- **Goal**: Show every line of the records below that contains the word "обязательным".

━━━━━━

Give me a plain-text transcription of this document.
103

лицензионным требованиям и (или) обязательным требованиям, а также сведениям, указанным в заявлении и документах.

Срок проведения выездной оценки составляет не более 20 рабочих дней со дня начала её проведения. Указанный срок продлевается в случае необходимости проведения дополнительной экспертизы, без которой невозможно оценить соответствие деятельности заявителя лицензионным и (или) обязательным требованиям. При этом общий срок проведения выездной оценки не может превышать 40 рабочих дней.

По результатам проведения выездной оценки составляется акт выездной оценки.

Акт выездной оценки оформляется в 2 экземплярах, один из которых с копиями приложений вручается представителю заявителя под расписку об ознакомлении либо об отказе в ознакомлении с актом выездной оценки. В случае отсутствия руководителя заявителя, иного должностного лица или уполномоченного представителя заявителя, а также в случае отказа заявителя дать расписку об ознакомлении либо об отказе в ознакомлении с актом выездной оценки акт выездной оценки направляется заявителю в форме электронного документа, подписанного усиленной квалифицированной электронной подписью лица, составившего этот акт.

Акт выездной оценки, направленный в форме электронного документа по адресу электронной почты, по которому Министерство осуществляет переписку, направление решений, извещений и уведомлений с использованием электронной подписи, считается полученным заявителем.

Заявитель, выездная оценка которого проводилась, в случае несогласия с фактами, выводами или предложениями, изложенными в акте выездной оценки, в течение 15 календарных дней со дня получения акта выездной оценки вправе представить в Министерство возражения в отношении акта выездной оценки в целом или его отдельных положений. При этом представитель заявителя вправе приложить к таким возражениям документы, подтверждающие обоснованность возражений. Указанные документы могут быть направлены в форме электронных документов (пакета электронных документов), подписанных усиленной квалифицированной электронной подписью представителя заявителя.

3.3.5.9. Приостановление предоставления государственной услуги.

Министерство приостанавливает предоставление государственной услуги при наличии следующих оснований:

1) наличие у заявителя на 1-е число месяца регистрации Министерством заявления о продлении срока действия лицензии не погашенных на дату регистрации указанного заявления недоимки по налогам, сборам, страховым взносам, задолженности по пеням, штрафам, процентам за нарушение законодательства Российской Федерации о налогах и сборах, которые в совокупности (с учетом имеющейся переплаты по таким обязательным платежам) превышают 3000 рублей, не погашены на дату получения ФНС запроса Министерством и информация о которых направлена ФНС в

━━━━━━

- **Expected answer**:
лицензионным требованиям и (или) обязательным требованиям, а также сведениям, указанным в заявлении и документах.
Срок проведения выездной оценки составляет не более 20 рабочих дней со дня начала её проведения. Указанный срок продлевается в случае необходимости проведения дополнительной экспертизы, без которой невозможно оценить соответствие деятельности заявителя лицензионным и (или) обязательным требованиям. При этом общий срок проведения выездной оценки не может превышать 40 рабочих дней.
1) наличие у заявителя на 1-е число месяца регистрации Министерством заявления о продлении срока действия лицензии не погашенных на дату регистрации указанного заявления недоимки по налогам, сборам, страховым взносам, задолженности по пеням, штрафам, процентам за нарушение законодательства Российской Федерации о налогах и сборах, которые в совокупности (с учетом имеющейся переплаты по таким обязательным платежам) превышают 3000 рублей, не погашены на дату получения ФНС запроса Министерством и информация о которых направлена ФНС в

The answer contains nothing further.